▸ **TO DO**: For the records below, say how many lines contain the string "JSON". Give the number only.
[BEGIN INFORMATION PROVIDED]
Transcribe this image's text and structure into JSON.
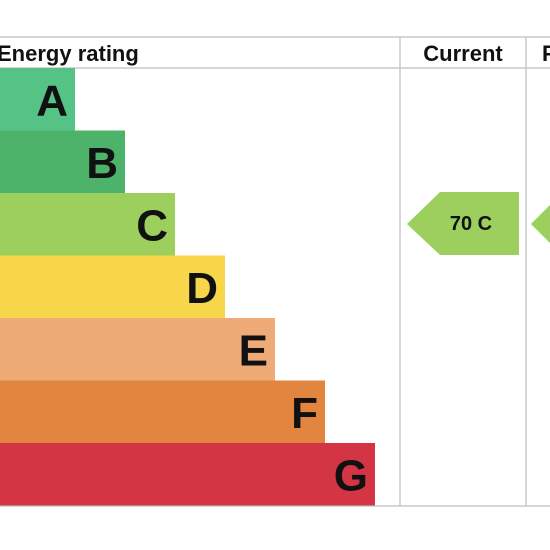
{
  "chart_data": {
    "type": "bar",
    "title": "",
    "columns": {
      "rating": "Energy rating",
      "current": "Current",
      "potential": "P"
    },
    "categories": [
      "A",
      "B",
      "C",
      "D",
      "E",
      "F",
      "G"
    ],
    "band_colors": [
      "#55c386",
      "#4db26a",
      "#9ccf5d",
      "#f7d649",
      "#eeab77",
      "#e1853f",
      "#d43545"
    ],
    "current": {
      "score": 70,
      "band": "C",
      "label": "70  C",
      "color": "#9ccf5d"
    },
    "potential": {
      "band": "C",
      "color": "#9ccf5d"
    }
  }
}
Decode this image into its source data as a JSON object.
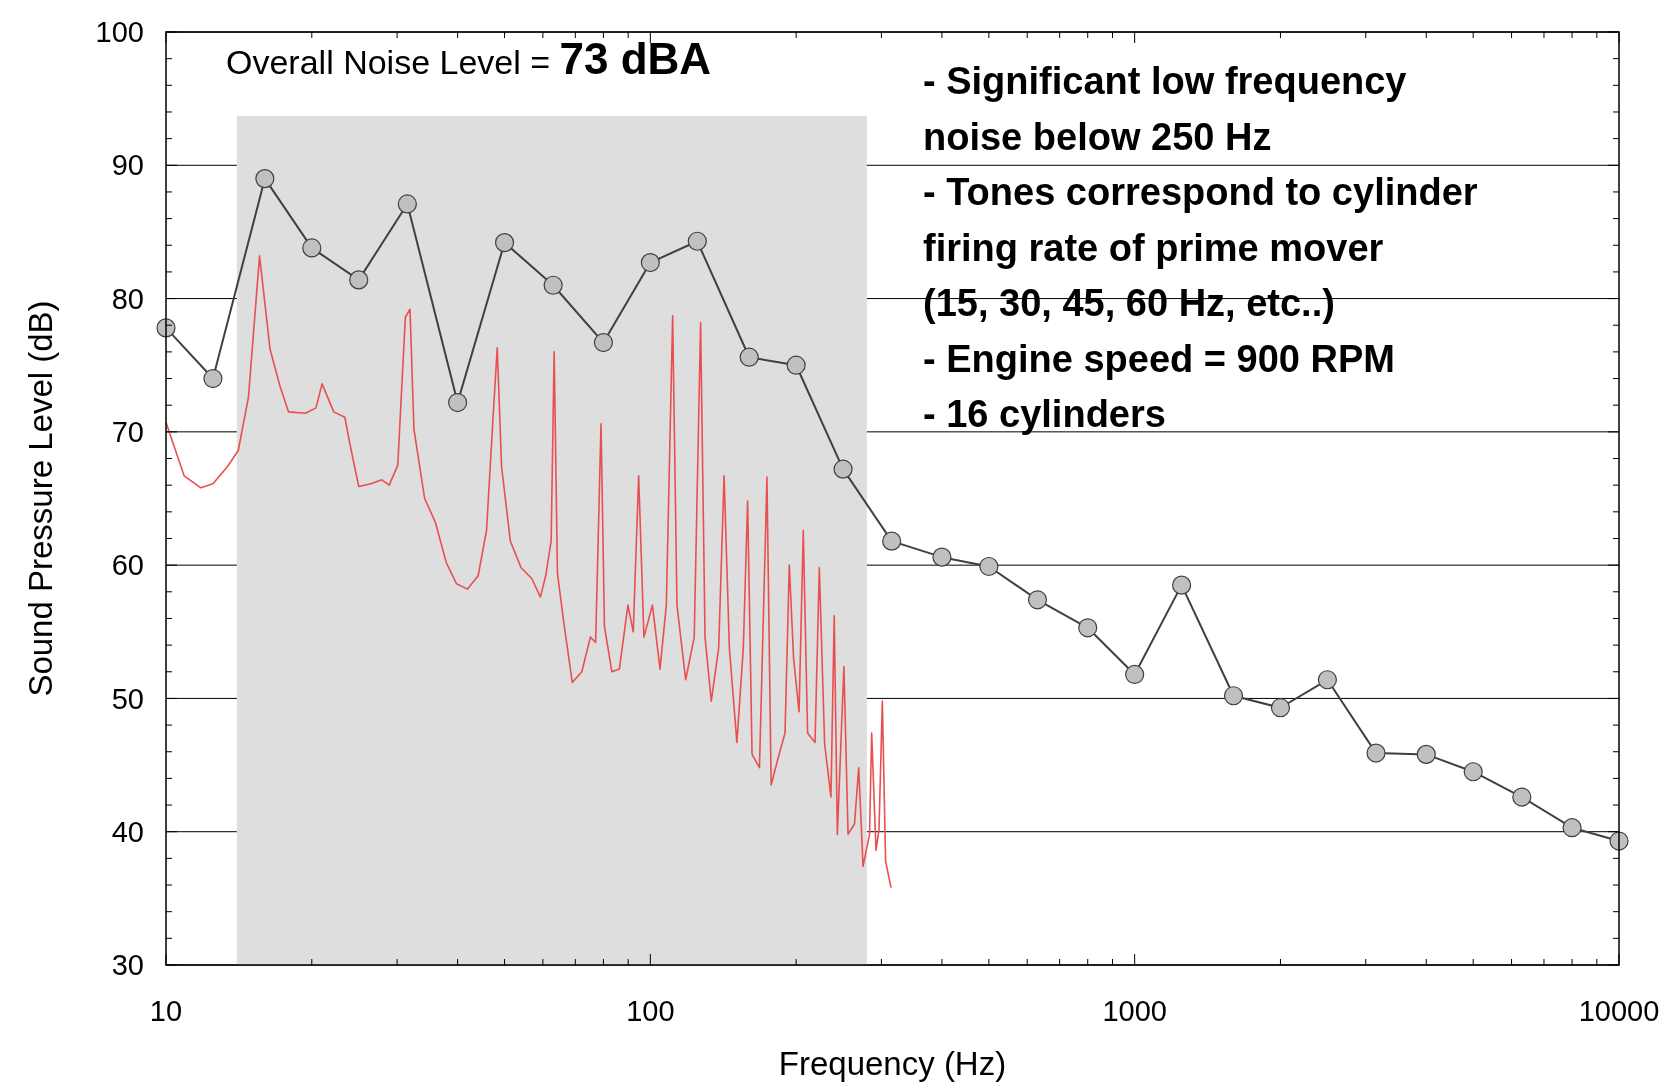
{
  "chart_data": {
    "type": "line",
    "xlabel": "Frequency (Hz)",
    "ylabel": "Sound Pressure Level (dB)",
    "log": "x",
    "xlim": [
      10,
      10000
    ],
    "ylim": [
      30,
      100
    ],
    "xticks": [
      10,
      {
        "value": 20,
        "label": null
      },
      {
        "value": 30,
        "label": null
      },
      {
        "value": 40,
        "label": null
      },
      {
        "value": 50,
        "label": null
      },
      {
        "value": 60,
        "label": null
      },
      {
        "value": 70,
        "label": null
      },
      {
        "value": 80,
        "label": null
      },
      {
        "value": 90,
        "label": null
      },
      100,
      {
        "value": 200,
        "label": null
      },
      {
        "value": 300,
        "label": null
      },
      {
        "value": 400,
        "label": null
      },
      {
        "value": 500,
        "label": null
      },
      {
        "value": 600,
        "label": null
      },
      {
        "value": 700,
        "label": null
      },
      {
        "value": 800,
        "label": null
      },
      {
        "value": 900,
        "label": null
      },
      1000,
      {
        "value": 2000,
        "label": null
      },
      {
        "value": 3000,
        "label": null
      },
      {
        "value": 4000,
        "label": null
      },
      {
        "value": 5000,
        "label": null
      },
      {
        "value": 6000,
        "label": null
      },
      {
        "value": 7000,
        "label": null
      },
      {
        "value": 8000,
        "label": null
      },
      {
        "value": 9000,
        "label": null
      },
      10000
    ],
    "yticks": [
      30,
      {
        "value": 32,
        "label": null
      },
      {
        "value": 34,
        "label": null
      },
      {
        "value": 36,
        "label": null
      },
      {
        "value": 38,
        "label": null
      },
      40,
      {
        "value": 42,
        "label": null
      },
      {
        "value": 44,
        "label": null
      },
      {
        "value": 46,
        "label": null
      },
      {
        "value": 48,
        "label": null
      },
      50,
      {
        "value": 52,
        "label": null
      },
      {
        "value": 54,
        "label": null
      },
      {
        "value": 56,
        "label": null
      },
      {
        "value": 58,
        "label": null
      },
      60,
      {
        "value": 62,
        "label": null
      },
      {
        "value": 64,
        "label": null
      },
      {
        "value": 66,
        "label": null
      },
      {
        "value": 68,
        "label": null
      },
      70,
      {
        "value": 72,
        "label": null
      },
      {
        "value": 74,
        "label": null
      },
      {
        "value": 76,
        "label": null
      },
      {
        "value": 78,
        "label": null
      },
      80,
      {
        "value": 82,
        "label": null
      },
      {
        "value": 84,
        "label": null
      },
      {
        "value": 86,
        "label": null
      },
      {
        "value": 88,
        "label": null
      },
      90,
      {
        "value": 92,
        "label": null
      },
      {
        "value": 94,
        "label": null
      },
      {
        "value": 96,
        "label": null
      },
      {
        "value": 98,
        "label": null
      },
      100
    ],
    "grid": "y",
    "bands": [
      {
        "axis": "x",
        "from": 14,
        "to": 280,
        "color": "#dedede"
      }
    ],
    "series": [
      {
        "color": "#e8504f",
        "marker": "none",
        "x": [
          10,
          10.9,
          11.8,
          12.5,
          13.4,
          14.1,
          14.8,
          15.6,
          16.4,
          17.2,
          17.9,
          19.4,
          20.4,
          21,
          22.2,
          23.4,
          24,
          25,
          26.5,
          27.9,
          28.9,
          30.1,
          31.2,
          31.9,
          32.5,
          34.2,
          36,
          37.9,
          39.8,
          41.9,
          44.1,
          45.9,
          47.4,
          48.3,
          49.3,
          51.4,
          54.1,
          56.9,
          59.3,
          60.8,
          62.4,
          63.3,
          64.3,
          66.2,
          69,
          72.2,
          75.2,
          77.1,
          79.1,
          80.4,
          83.3,
          86.3,
          89.9,
          92.2,
          94.6,
          97,
          101,
          104.7,
          107.9,
          111.2,
          113.5,
          118.3,
          123.2,
          127,
          129.7,
          133.6,
          138.4,
          142,
          145.6,
          150.9,
          155.6,
          158.8,
          162.2,
          168,
          174.1,
          177.6,
          183.2,
          189.7,
          193.6,
          197.6,
          202.8,
          206.9,
          211.2,
          218.8,
          223.3,
          229,
          236,
          239.7,
          243.3,
          251,
          256,
          264,
          269.3,
          274.9,
          283.5,
          286.4,
          292.4,
          296.6,
          301.3,
          306,
          314
        ],
        "values": [
          70.7,
          66.7,
          65.8,
          66.1,
          67.4,
          68.6,
          72.6,
          83.2,
          76.2,
          73.4,
          71.5,
          71.4,
          71.8,
          73.6,
          71.5,
          71.1,
          69,
          65.9,
          66.1,
          66.4,
          66,
          67.5,
          78.6,
          79.2,
          70.2,
          65,
          63.2,
          60.2,
          58.6,
          58.2,
          59.2,
          62.6,
          71.4,
          76.3,
          67.4,
          61.8,
          59.8,
          59,
          57.6,
          59.2,
          61.8,
          76,
          59.4,
          55.8,
          51.2,
          52,
          54.6,
          54.2,
          70.6,
          55.4,
          52,
          52.2,
          57,
          55,
          66.7,
          54.6,
          57,
          52.2,
          57,
          78.7,
          57,
          51.4,
          54.6,
          78.2,
          54.6,
          49.8,
          53.8,
          66.7,
          53.8,
          46.7,
          53.8,
          64.8,
          45.8,
          44.8,
          66.6,
          43.5,
          45.4,
          47.4,
          60,
          53,
          49,
          62.6,
          47.4,
          46.7,
          59.8,
          46.6,
          42.6,
          56.2,
          39.8,
          52.4,
          39.8,
          40.6,
          44.8,
          37.4,
          39.8,
          47.4,
          38.6,
          40.2,
          49.8,
          37.8,
          35.8
        ]
      },
      {
        "color": "#404040",
        "marker": "circle",
        "x": [
          10,
          12.5,
          16,
          20,
          25,
          31.5,
          40,
          50,
          63,
          80,
          100,
          125,
          160,
          200,
          250,
          315,
          400,
          500,
          630,
          800,
          1000,
          1250,
          1600,
          2000,
          2500,
          3150,
          4000,
          5000,
          6300,
          8000,
          10000
        ],
        "values": [
          77.8,
          74,
          89,
          83.8,
          81.4,
          87.1,
          72.2,
          84.2,
          81,
          76.7,
          82.7,
          84.3,
          75.6,
          75,
          67.2,
          61.8,
          60.6,
          59.9,
          57.4,
          55.3,
          51.8,
          58.5,
          50.2,
          49.3,
          51.4,
          45.9,
          45.8,
          44.5,
          42.6,
          40.3,
          39.3
        ]
      }
    ],
    "annotations": [
      "Overall Noise Level = ",
      "73 dBA",
      "- Significant low frequency",
      "noise below 250 Hz",
      "- Tones correspond to cylinder",
      "firing rate of prime mover",
      "(15, 30, 45, 60 Hz, etc..)",
      "- Engine speed = 900 RPM",
      "- 16 cylinders"
    ]
  }
}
[END INFORMATION PROVIDED]
▸ **OUTPUT BELOW**: 2